• _Task description_
Copy the data precisely, keeping every character.

• _Stored data_
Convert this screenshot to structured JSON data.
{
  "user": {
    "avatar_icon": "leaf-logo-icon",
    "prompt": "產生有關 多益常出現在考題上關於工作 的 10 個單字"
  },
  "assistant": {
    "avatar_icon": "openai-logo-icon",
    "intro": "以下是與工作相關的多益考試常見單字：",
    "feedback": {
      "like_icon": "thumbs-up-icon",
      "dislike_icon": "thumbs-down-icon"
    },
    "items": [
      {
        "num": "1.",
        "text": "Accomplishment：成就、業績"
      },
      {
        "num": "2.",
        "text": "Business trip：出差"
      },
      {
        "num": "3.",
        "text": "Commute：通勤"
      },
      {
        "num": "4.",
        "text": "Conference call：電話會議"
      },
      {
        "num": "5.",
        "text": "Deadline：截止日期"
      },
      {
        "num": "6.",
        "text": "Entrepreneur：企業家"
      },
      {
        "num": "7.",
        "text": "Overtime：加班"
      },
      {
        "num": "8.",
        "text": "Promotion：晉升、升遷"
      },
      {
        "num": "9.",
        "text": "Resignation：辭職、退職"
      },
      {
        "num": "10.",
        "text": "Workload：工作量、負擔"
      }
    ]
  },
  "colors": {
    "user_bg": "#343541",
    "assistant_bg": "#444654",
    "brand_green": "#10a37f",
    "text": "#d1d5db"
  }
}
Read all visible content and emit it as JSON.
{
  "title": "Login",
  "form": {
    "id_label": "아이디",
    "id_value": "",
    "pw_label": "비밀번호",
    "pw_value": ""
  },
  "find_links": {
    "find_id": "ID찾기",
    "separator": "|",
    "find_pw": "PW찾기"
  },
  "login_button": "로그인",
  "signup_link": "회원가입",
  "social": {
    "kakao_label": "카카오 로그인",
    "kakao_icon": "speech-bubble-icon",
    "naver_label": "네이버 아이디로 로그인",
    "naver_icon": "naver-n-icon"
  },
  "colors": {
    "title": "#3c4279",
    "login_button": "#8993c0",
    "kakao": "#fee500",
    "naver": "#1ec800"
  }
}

• _Task solution_
Convert this screenshot to structured JSON data.
{
  "user": {
    "avatar_icon": "leaf-logo-icon",
    "prompt": "產生有關 多益常出現在考題上關於工作 的 10 個單字"
  },
  "assistant": {
    "avatar_icon": "openai-logo-icon",
    "intro": "以下是與工作相關的多益考試常見單字：",
    "feedback": {
      "like_icon": "thumbs-up-icon",
      "dislike_icon": "thumbs-down-icon"
    },
    "items": [
      {
        "num": "1.",
        "text": "Accomplishment：成就、業績"
      },
      {
        "num": "2.",
        "text": "Business trip：出差"
      },
      {
        "num": "3.",
        "text": "Commute：通勤"
      },
      {
        "num": "4.",
        "text": "Conference call：電話會議"
      },
      {
        "num": "5.",
        "text": "Deadline：截止日期"
      },
      {
        "num": "6.",
        "text": "Entrepreneur：企業家"
      },
      {
        "num": "7.",
        "text": "Overtime：加班"
      },
      {
        "num": "8.",
        "text": "Promotion：晉升、升遷"
      },
      {
        "num": "9.",
        "text": "Resignation：辭職、退職"
      },
      {
        "num": "10.",
        "text": "Workload：工作量、負擔"
      }
    ]
  },
  "colors": {
    "user_bg": "#343541",
    "assistant_bg": "#444654",
    "brand_green": "#10a37f",
    "text": "#d1d5db"
  }
}
Read all visible content and emit it as JSON.
{
  "title": "Login",
  "form": {
    "id_label": "아이디",
    "id_value": "",
    "pw_label": "비밀번호",
    "pw_value": ""
  },
  "find_links": {
    "find_id": "ID찾기",
    "separator": "|",
    "find_pw": "PW찾기"
  },
  "login_button": "로그인",
  "signup_link": "회원가입",
  "social": {
    "kakao_label": "카카오 로그인",
    "kakao_icon": "speech-bubble-icon",
    "naver_label": "네이버 아이디로 로그인",
    "naver_icon": "naver-n-icon"
  },
  "colors": {
    "title": "#3c4279",
    "login_button": "#8993c0",
    "kakao": "#fee500",
    "naver": "#1ec800"
  }
}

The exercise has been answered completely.